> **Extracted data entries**
════════════════

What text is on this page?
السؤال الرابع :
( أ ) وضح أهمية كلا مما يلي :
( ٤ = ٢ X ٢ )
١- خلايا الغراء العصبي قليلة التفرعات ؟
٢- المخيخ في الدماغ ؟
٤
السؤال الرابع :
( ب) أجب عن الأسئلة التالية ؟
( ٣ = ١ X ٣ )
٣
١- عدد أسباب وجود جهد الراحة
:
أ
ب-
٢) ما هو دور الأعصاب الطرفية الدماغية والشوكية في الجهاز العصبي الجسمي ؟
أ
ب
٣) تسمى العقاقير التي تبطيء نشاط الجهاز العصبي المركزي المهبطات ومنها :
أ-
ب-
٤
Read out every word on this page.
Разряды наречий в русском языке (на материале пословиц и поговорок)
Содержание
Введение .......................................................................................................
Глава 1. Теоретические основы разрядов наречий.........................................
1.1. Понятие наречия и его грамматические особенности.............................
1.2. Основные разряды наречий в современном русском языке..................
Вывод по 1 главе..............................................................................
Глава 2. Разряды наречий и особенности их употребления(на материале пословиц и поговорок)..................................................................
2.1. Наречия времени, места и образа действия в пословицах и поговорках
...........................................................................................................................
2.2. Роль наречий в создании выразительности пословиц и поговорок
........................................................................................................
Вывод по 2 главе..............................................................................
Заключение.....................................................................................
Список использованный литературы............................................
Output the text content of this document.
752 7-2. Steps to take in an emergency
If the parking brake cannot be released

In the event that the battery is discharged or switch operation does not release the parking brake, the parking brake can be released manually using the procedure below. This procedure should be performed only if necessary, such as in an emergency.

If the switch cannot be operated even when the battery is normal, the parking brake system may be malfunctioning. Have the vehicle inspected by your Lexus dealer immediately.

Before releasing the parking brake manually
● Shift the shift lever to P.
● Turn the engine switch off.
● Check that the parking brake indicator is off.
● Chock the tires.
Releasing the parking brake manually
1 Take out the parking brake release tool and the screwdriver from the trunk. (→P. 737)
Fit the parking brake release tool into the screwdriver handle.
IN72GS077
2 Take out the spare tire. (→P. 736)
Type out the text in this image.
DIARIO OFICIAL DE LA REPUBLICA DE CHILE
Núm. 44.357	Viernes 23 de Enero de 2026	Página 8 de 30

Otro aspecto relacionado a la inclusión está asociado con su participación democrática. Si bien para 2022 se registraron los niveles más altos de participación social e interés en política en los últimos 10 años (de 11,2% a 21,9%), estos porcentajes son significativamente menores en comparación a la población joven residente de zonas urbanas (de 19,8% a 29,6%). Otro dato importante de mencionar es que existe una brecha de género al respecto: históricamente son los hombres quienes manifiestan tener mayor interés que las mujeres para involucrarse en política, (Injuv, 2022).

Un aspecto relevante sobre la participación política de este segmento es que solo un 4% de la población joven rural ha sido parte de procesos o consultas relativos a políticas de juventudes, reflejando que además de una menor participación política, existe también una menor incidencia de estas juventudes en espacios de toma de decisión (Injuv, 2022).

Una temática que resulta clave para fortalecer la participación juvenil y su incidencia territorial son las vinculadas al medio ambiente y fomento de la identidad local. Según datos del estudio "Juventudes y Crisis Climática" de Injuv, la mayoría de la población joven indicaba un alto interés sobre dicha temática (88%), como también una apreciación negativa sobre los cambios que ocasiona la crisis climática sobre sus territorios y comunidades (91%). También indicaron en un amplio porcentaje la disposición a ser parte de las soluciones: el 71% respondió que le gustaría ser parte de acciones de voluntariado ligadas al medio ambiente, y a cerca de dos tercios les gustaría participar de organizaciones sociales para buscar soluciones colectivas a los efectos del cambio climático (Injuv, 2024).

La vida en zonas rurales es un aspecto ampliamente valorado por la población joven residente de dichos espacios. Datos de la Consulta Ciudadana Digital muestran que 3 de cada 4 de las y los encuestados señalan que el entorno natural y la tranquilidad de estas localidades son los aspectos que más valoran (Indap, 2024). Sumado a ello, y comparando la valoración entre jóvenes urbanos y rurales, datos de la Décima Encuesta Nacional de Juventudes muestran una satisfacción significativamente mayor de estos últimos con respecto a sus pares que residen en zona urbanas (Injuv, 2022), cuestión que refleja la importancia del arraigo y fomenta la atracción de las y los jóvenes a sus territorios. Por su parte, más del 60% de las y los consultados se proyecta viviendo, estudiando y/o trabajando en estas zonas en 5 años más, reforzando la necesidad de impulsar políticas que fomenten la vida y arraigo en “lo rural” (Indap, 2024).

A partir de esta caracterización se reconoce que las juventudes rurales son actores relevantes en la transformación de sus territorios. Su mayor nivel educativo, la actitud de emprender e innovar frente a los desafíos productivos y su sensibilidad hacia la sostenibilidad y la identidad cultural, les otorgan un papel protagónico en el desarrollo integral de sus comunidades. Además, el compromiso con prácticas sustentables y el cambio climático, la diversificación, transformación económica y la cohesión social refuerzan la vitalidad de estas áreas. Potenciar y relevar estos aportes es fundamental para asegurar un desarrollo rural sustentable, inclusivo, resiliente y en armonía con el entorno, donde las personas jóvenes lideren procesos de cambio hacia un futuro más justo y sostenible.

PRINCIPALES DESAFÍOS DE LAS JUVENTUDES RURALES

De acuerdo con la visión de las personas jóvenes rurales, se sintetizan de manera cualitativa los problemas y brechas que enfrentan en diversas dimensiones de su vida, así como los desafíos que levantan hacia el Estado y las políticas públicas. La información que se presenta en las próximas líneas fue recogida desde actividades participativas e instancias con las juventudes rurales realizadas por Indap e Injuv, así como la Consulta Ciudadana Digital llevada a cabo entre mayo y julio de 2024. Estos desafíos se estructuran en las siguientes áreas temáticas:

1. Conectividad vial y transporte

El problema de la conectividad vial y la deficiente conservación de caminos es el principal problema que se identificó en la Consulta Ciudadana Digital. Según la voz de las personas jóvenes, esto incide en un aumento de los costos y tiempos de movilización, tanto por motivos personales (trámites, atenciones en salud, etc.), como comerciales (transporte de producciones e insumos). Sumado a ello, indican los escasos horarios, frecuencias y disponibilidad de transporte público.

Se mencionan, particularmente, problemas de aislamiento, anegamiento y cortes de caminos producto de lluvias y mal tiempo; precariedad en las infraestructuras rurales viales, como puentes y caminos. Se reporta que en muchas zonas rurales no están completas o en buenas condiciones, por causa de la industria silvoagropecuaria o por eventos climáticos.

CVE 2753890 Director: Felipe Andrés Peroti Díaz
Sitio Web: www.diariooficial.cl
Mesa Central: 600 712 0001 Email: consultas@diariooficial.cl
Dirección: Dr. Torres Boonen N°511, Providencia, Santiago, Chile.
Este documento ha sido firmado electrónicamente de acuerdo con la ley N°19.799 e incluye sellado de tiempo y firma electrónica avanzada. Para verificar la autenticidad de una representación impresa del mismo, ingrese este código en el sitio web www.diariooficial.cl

════════════════

> **INSTRUCTIONS FOR THE TASK**
Gather and return every line that holds the string "языке".

> **SOLUTION TO THE PROBLEM**
Разряды наречий в русском языке (на материале пословиц и поговорок)
1.2. Основные разряды наречий в современном русском языке..................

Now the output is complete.